INFORMATION GIVEN:
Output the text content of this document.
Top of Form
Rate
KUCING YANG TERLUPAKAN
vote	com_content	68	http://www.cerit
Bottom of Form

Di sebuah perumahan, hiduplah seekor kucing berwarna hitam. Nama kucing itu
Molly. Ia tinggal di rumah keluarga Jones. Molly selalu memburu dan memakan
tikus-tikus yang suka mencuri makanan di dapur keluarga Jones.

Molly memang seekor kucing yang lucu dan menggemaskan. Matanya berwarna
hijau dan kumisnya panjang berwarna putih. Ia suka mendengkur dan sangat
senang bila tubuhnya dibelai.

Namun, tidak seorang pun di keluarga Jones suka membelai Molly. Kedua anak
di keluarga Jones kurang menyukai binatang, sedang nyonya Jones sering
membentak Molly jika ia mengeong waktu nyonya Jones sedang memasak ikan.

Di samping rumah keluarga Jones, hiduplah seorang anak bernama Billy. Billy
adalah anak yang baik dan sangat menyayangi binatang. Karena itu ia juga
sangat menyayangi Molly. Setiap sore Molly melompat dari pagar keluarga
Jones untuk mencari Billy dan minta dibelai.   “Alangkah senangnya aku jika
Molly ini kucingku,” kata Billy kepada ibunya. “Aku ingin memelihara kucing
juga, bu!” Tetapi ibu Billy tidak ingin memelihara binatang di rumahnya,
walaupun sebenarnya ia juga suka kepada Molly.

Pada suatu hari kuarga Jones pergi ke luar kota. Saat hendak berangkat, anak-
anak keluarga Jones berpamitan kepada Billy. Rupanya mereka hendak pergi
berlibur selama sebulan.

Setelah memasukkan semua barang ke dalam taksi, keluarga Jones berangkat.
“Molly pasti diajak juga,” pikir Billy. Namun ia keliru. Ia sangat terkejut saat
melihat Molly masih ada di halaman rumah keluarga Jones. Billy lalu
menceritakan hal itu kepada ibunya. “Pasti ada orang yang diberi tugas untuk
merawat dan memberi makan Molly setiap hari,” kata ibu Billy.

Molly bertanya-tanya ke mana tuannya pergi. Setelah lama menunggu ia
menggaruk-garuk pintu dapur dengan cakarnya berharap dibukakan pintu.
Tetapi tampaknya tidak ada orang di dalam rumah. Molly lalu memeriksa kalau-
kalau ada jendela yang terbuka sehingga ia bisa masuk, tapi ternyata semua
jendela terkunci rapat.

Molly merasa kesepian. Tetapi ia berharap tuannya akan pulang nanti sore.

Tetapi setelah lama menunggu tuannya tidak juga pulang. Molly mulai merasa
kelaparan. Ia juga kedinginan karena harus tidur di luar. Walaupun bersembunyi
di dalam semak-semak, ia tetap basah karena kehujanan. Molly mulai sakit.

DIRECTIONS FOR THIS TASK: Every line of the data above should be copied exactly.

RESPONSE TO THIS EXERCISE:
Output the text content of this document.
Top of Form
Rate
KUCING YANG TERLUPAKAN
vote	com_content	68	http://www.cerit
Bottom of Form

Di sebuah perumahan, hiduplah seekor kucing berwarna hitam. Nama kucing itu
Molly. Ia tinggal di rumah keluarga Jones. Molly selalu memburu dan memakan
tikus-tikus yang suka mencuri makanan di dapur keluarga Jones.

Molly memang seekor kucing yang lucu dan menggemaskan. Matanya berwarna
hijau dan kumisnya panjang berwarna putih. Ia suka mendengkur dan sangat
senang bila tubuhnya dibelai.

Namun, tidak seorang pun di keluarga Jones suka membelai Molly. Kedua anak
di keluarga Jones kurang menyukai binatang, sedang nyonya Jones sering
membentak Molly jika ia mengeong waktu nyonya Jones sedang memasak ikan.

Di samping rumah keluarga Jones, hiduplah seorang anak bernama Billy. Billy
adalah anak yang baik dan sangat menyayangi binatang. Karena itu ia juga
sangat menyayangi Molly. Setiap sore Molly melompat dari pagar keluarga
Jones untuk mencari Billy dan minta dibelai.   “Alangkah senangnya aku jika
Molly ini kucingku,” kata Billy kepada ibunya. “Aku ingin memelihara kucing
juga, bu!” Tetapi ibu Billy tidak ingin memelihara binatang di rumahnya,
walaupun sebenarnya ia juga suka kepada Molly.

Pada suatu hari kuarga Jones pergi ke luar kota. Saat hendak berangkat, anak-
anak keluarga Jones berpamitan kepada Billy. Rupanya mereka hendak pergi
berlibur selama sebulan.

Setelah memasukkan semua barang ke dalam taksi, keluarga Jones berangkat.
“Molly pasti diajak juga,” pikir Billy. Namun ia keliru. Ia sangat terkejut saat
melihat Molly masih ada di halaman rumah keluarga Jones. Billy lalu
menceritakan hal itu kepada ibunya. “Pasti ada orang yang diberi tugas untuk
merawat dan memberi makan Molly setiap hari,” kata ibu Billy.

Molly bertanya-tanya ke mana tuannya pergi. Setelah lama menunggu ia
menggaruk-garuk pintu dapur dengan cakarnya berharap dibukakan pintu.
Tetapi tampaknya tidak ada orang di dalam rumah. Molly lalu memeriksa kalau-
kalau ada jendela yang terbuka sehingga ia bisa masuk, tapi ternyata semua
jendela terkunci rapat.

Molly merasa kesepian. Tetapi ia berharap tuannya akan pulang nanti sore.

Tetapi setelah lama menunggu tuannya tidak juga pulang. Molly mulai merasa
kelaparan. Ia juga kedinginan karena harus tidur di luar. Walaupun bersembunyi
di dalam semak-semak, ia tetap basah karena kehujanan. Molly mulai sakit.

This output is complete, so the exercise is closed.